WASHINGTON: La photo d'identité judiciaire de Donald Trump, la première d'un ancien président américain, est a priori source d'humiliation. Mais le milliardaire, champion en communication politique, l'a déjà transformée en arme marketing redoutable pour la présidentielle de 2024.
Tête légèrement penchée vers l'avant, regard très dur, voire agressif, en signe de défiance: le "mug shot" du 45e président des Etats-Unis, immortalisé pour l'Histoire par les services du shérif d'Atlanta, fait le tour du monde depuis jeudi soir.
Le tabloïd New York Post, propriété du magnat conservateur Rupert Murdoch, en a fait sa Une vendredi, la photo occupant une pleine page. Sans titre.
Au contraire, le New York Times, journal classé à gauche aux Etats-Unis, a réduit la photo à la taille d'un médaillon pour illustrer un article également à la Une mais qui la partage avec la mort présumée du chef du groupe russe Wagner, Evguéni Prigojine.
Dès le cliché judiciaire rendu public jeudi, les partisans de Donald Trump -- homme d'affaires, ancien animateur de télévision et tribun hors pair rêvant de revenir à la Maison Blanche -- en ont fait un outil de marketing et de communication politiques.
«Héros» persécuté
Une tactique politique visant à présenter une nouvelle fois l'ancien président républicain (2017-2021) en "héros" victime d'une persécution, d'une "chasse aux sorcières" orchestrées par les démocrates de Joe Biden.
——
* [Consignes]:
A - Selon l'extrait sur la photo judiciaire de Donald Trump, quel journal a publié cette photo en pleine page à sa Une, sans titre ?
B - Rédigez la suite de l'extrait sur la photo judiciaire de Donald Trump à partir de sa dernière phrase.

* [Données enregistrées]:
——
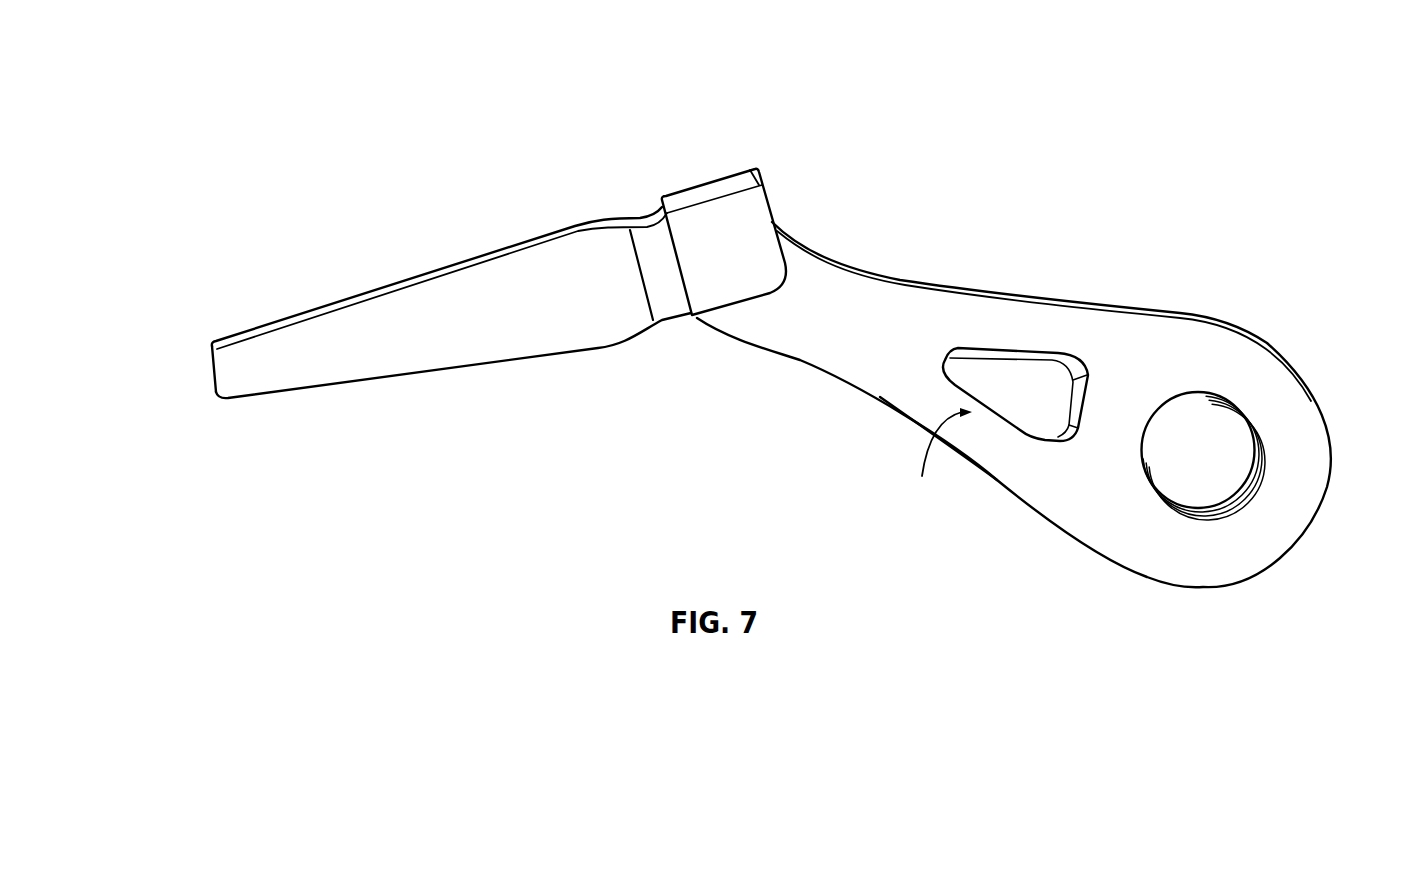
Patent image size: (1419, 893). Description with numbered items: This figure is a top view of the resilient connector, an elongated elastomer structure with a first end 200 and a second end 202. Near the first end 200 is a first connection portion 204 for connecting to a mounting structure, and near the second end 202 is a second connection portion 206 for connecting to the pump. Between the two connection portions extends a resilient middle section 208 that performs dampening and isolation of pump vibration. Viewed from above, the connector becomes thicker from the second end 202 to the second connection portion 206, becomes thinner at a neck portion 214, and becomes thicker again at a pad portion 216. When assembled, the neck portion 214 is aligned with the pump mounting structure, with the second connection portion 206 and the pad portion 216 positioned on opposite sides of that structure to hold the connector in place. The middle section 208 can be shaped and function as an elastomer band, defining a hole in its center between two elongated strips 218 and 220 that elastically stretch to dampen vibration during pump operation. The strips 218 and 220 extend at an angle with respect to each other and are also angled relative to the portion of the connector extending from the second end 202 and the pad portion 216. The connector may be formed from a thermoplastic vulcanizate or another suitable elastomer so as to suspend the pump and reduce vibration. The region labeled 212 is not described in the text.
——
* [Réponses]:
A - Le tabloïd New York Post.

B -
L'actuel président se garde bien de commenter les déboires judiciaires de son prédécesseur à la Maison Blanche. Mais, vendredi, à une journaliste qui lui demandait s'il avait vu la fameuse photo, M. Biden a répondu en souriant: "Je l'ai vue à la télévision. Un beau gars".
La justice américaine a inculpé Donald Trump en quelques mois dans quatre dossiers différents.
Dans un message diffusé vendredi, l'équipe de campagne "Trump 2024" s'adresse au "patriote" américain.
"L'Etat de l'ombre tente de faire du président Trump l'ennemi public numéro 1 pour oser défier la classe dirigeante corrompue de Washington", est-il écrit en dénonçant un "mug shot officiel qui le présente comme un criminel aux yeux du monde entier."
Mais "le président Trump ne renoncera jamais à notre mission de rendre sa grandeur à l'Amérique", martèlent ses partisans en lettres majuscules, réclamant 47 dollars de contribution pour une nouvelle levée de fonds du candidat républicain, largement en tête des sondages en vue des primaires de son parti en 2024.
En échange, chacun se voit offrir un tee-shirt blanc imprimé avec la photo d'identité sous laquelle s'affiche le slogan "NEVER SURRENDER!" ("NE VOUS RENDEZ JAMAIS!") en majuscules noires.
De retour sur X
La photo marque aussi le retour de Donald Trump sur Twitter, rebaptisé X par le milliardaire Elon Musk qui l'a racheté.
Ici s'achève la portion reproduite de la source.